EXERCISE DESCRIPTION
Render every entry verbatim.

■ ■ ■ ■

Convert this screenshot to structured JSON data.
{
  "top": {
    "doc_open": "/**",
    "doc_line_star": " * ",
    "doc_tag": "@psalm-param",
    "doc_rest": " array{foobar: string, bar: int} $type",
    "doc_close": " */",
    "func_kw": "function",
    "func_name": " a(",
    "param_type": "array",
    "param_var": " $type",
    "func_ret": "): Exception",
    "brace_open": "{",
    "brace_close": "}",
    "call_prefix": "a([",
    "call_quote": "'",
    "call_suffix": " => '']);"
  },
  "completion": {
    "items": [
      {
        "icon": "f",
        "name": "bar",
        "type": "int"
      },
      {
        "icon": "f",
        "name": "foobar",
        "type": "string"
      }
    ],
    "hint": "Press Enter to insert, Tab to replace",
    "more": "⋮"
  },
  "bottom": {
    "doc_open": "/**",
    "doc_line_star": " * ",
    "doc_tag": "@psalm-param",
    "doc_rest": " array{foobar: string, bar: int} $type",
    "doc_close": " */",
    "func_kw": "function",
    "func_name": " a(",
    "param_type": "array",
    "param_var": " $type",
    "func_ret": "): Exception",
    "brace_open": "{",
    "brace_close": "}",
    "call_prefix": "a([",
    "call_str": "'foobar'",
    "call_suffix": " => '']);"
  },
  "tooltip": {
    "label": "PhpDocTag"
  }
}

■ ■ ■ ■

PROBLEM SOLUTION
Convert this screenshot to structured JSON data.
{
  "top": {
    "doc_open": "/**",
    "doc_line_star": " * ",
    "doc_tag": "@psalm-param",
    "doc_rest": " array{foobar: string, bar: int} $type",
    "doc_close": " */",
    "func_kw": "function",
    "func_name": " a(",
    "param_type": "array",
    "param_var": " $type",
    "func_ret": "): Exception",
    "brace_open": "{",
    "brace_close": "}",
    "call_prefix": "a([",
    "call_quote": "'",
    "call_suffix": " => '']);"
  },
  "completion": {
    "items": [
      {
        "icon": "f",
        "name": "bar",
        "type": "int"
      },
      {
        "icon": "f",
        "name": "foobar",
        "type": "string"
      }
    ],
    "hint": "Press Enter to insert, Tab to replace",
    "more": "⋮"
  },
  "bottom": {
    "doc_open": "/**",
    "doc_line_star": " * ",
    "doc_tag": "@psalm-param",
    "doc_rest": " array{foobar: string, bar: int} $type",
    "doc_close": " */",
    "func_kw": "function",
    "func_name": " a(",
    "param_type": "array",
    "param_var": " $type",
    "func_ret": "): Exception",
    "brace_open": "{",
    "brace_close": "}",
    "call_prefix": "a([",
    "call_str": "'foobar'",
    "call_suffix": " => '']);"
  },
  "tooltip": {
    "label": "PhpDocTag"
  }
}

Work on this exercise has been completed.